**PROBLEM TO SOLVE**:
Copy each line of the records that contains the word "before".

(A block of data)

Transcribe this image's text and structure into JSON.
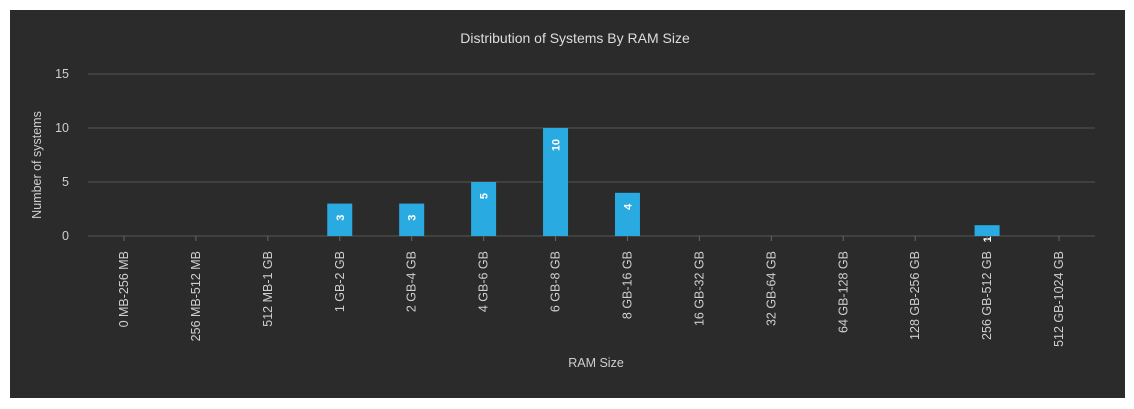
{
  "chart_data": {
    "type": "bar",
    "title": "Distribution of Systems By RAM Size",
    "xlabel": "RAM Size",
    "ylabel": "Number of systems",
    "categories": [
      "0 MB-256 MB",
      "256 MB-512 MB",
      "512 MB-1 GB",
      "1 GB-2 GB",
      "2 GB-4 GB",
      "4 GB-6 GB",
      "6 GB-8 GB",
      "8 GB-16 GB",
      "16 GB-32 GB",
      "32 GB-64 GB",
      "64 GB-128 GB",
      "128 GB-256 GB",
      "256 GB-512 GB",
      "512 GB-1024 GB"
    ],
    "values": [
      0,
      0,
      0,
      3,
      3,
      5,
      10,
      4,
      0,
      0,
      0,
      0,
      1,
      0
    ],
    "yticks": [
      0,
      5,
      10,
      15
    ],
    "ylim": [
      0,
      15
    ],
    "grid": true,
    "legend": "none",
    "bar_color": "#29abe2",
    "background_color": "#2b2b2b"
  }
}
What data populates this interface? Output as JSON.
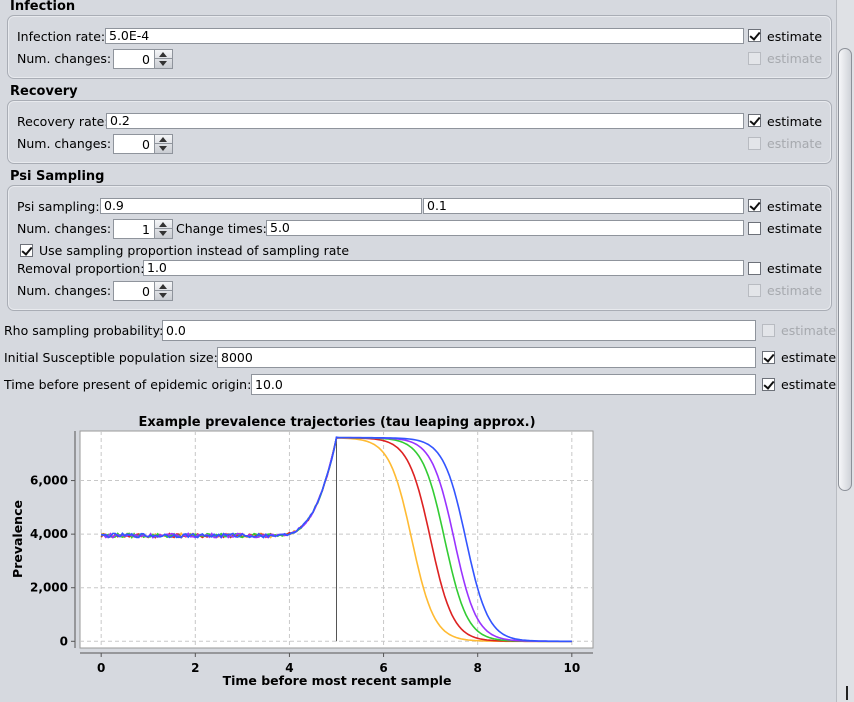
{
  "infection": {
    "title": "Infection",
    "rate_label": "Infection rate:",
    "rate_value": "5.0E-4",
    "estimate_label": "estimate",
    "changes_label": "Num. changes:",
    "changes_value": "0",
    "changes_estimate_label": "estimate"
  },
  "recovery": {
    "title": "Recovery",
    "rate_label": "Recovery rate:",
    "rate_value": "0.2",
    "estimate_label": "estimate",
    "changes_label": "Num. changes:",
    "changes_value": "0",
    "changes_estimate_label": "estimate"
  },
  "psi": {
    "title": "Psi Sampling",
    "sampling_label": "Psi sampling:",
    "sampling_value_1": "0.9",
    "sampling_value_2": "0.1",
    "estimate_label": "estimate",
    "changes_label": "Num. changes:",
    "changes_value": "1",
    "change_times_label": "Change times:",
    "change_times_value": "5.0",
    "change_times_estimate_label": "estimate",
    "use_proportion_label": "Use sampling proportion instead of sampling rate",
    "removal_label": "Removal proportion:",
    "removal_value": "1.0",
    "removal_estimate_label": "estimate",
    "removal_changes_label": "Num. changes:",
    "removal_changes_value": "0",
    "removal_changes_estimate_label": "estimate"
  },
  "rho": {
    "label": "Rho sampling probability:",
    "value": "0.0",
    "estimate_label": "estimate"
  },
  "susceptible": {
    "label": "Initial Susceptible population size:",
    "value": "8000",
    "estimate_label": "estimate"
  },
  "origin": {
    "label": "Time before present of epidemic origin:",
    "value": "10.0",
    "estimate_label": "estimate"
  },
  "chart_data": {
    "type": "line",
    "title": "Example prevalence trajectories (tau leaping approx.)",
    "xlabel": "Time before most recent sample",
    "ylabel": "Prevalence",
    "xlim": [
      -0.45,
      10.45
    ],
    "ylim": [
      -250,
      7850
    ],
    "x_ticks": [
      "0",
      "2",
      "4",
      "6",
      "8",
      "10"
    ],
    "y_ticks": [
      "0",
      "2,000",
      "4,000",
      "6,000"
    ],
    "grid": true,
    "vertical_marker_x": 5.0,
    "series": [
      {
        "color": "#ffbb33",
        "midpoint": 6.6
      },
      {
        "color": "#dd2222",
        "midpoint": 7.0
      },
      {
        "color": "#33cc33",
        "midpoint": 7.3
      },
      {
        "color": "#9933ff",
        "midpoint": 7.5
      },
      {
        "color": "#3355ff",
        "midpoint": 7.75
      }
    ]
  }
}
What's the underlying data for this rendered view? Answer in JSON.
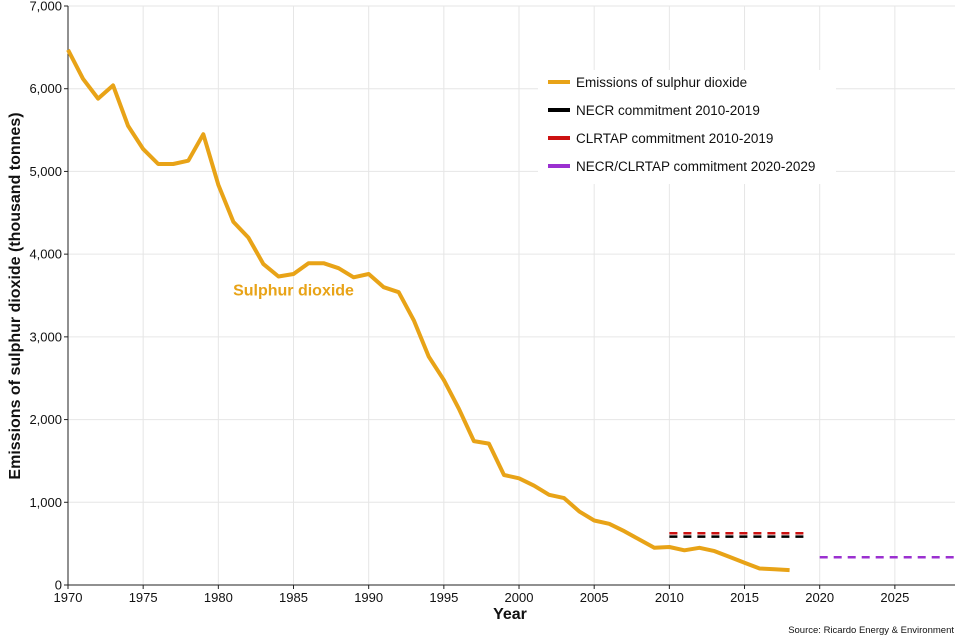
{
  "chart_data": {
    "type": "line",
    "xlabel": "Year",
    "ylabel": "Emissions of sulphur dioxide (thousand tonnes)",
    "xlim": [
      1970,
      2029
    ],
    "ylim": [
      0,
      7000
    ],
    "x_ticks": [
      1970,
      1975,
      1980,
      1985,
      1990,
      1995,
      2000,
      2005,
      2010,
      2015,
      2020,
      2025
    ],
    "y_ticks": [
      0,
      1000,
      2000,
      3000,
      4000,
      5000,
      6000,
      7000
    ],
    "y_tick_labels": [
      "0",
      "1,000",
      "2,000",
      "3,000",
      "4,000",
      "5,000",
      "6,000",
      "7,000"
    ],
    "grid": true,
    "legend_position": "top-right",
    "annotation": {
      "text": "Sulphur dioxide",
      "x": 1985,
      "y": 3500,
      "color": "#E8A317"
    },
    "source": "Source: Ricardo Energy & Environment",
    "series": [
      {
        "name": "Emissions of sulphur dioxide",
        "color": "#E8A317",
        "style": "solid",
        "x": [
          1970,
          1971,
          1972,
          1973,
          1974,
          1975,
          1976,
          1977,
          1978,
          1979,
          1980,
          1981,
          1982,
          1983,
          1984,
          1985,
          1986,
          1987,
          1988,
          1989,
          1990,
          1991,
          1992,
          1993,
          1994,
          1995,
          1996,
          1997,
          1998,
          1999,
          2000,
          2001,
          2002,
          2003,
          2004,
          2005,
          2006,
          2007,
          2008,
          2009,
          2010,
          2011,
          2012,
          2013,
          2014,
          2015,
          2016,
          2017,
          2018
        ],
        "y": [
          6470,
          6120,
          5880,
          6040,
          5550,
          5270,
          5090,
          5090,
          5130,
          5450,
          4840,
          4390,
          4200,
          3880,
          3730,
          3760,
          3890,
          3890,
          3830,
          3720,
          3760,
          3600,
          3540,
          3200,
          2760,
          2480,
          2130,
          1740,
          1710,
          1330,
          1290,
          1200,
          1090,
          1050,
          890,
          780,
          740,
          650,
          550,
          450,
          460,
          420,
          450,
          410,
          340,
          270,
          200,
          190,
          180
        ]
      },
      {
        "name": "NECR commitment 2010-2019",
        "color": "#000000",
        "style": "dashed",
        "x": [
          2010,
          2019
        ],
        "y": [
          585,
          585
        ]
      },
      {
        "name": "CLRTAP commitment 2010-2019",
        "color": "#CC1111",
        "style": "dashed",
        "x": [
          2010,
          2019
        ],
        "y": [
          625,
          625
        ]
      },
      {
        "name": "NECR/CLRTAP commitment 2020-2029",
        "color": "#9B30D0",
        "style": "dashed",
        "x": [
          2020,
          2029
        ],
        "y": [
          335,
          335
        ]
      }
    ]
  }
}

**SOLUTION TO THIS EXERCISE**:
    "label": "Time before present of epidemic origin:",
    "xlabel": "Time before most recent sample",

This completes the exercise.